== GIVEN INSTRUCTION ==
Reproduce all entries word for word.

================

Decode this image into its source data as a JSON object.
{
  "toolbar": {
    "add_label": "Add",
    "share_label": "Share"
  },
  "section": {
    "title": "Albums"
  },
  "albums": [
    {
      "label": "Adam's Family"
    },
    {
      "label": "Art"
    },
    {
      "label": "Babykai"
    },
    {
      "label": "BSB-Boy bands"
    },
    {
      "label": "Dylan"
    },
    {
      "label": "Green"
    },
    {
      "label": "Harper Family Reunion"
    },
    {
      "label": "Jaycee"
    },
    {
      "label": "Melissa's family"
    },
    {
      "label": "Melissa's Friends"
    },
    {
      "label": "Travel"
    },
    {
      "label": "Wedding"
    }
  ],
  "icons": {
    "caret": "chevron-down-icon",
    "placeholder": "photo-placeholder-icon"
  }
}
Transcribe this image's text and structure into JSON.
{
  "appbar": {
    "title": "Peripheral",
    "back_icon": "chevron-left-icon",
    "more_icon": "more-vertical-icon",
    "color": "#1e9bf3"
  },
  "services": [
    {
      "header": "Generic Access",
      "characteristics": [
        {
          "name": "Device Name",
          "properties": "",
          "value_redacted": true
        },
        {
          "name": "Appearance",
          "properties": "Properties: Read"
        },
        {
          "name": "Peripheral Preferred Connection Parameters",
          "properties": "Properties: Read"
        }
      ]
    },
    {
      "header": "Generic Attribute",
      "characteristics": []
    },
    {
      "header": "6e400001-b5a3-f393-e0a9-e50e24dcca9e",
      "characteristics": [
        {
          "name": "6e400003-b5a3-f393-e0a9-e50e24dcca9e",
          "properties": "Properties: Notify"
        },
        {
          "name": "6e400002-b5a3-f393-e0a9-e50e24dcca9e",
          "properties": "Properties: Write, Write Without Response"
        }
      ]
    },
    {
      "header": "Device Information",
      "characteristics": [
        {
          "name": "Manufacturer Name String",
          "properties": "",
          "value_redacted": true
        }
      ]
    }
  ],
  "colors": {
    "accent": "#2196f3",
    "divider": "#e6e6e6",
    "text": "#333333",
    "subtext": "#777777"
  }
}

================

== RESPONSE ==
Decode this image into its source data as a JSON object.
{
  "toolbar": {
    "add_label": "Add",
    "share_label": "Share"
  },
  "section": {
    "title": "Albums"
  },
  "albums": [
    {
      "label": "Adam's Family"
    },
    {
      "label": "Art"
    },
    {
      "label": "Babykai"
    },
    {
      "label": "BSB-Boy bands"
    },
    {
      "label": "Dylan"
    },
    {
      "label": "Green"
    },
    {
      "label": "Harper Family Reunion"
    },
    {
      "label": "Jaycee"
    },
    {
      "label": "Melissa's family"
    },
    {
      "label": "Melissa's Friends"
    },
    {
      "label": "Travel"
    },
    {
      "label": "Wedding"
    }
  ],
  "icons": {
    "caret": "chevron-down-icon",
    "placeholder": "photo-placeholder-icon"
  }
}
Transcribe this image's text and structure into JSON.
{
  "appbar": {
    "title": "Peripheral",
    "back_icon": "chevron-left-icon",
    "more_icon": "more-vertical-icon",
    "color": "#1e9bf3"
  },
  "services": [
    {
      "header": "Generic Access",
      "characteristics": [
        {
          "name": "Device Name",
          "properties": "",
          "value_redacted": true
        },
        {
          "name": "Appearance",
          "properties": "Properties: Read"
        },
        {
          "name": "Peripheral Preferred Connection Parameters",
          "properties": "Properties: Read"
        }
      ]
    },
    {
      "header": "Generic Attribute",
      "characteristics": []
    },
    {
      "header": "6e400001-b5a3-f393-e0a9-e50e24dcca9e",
      "characteristics": [
        {
          "name": "6e400003-b5a3-f393-e0a9-e50e24dcca9e",
          "properties": "Properties: Notify"
        },
        {
          "name": "6e400002-b5a3-f393-e0a9-e50e24dcca9e",
          "properties": "Properties: Write, Write Without Response"
        }
      ]
    },
    {
      "header": "Device Information",
      "characteristics": [
        {
          "name": "Manufacturer Name String",
          "properties": "",
          "value_redacted": true
        }
      ]
    }
  ],
  "colors": {
    "accent": "#2196f3",
    "divider": "#e6e6e6",
    "text": "#333333",
    "subtext": "#777777"
  }
}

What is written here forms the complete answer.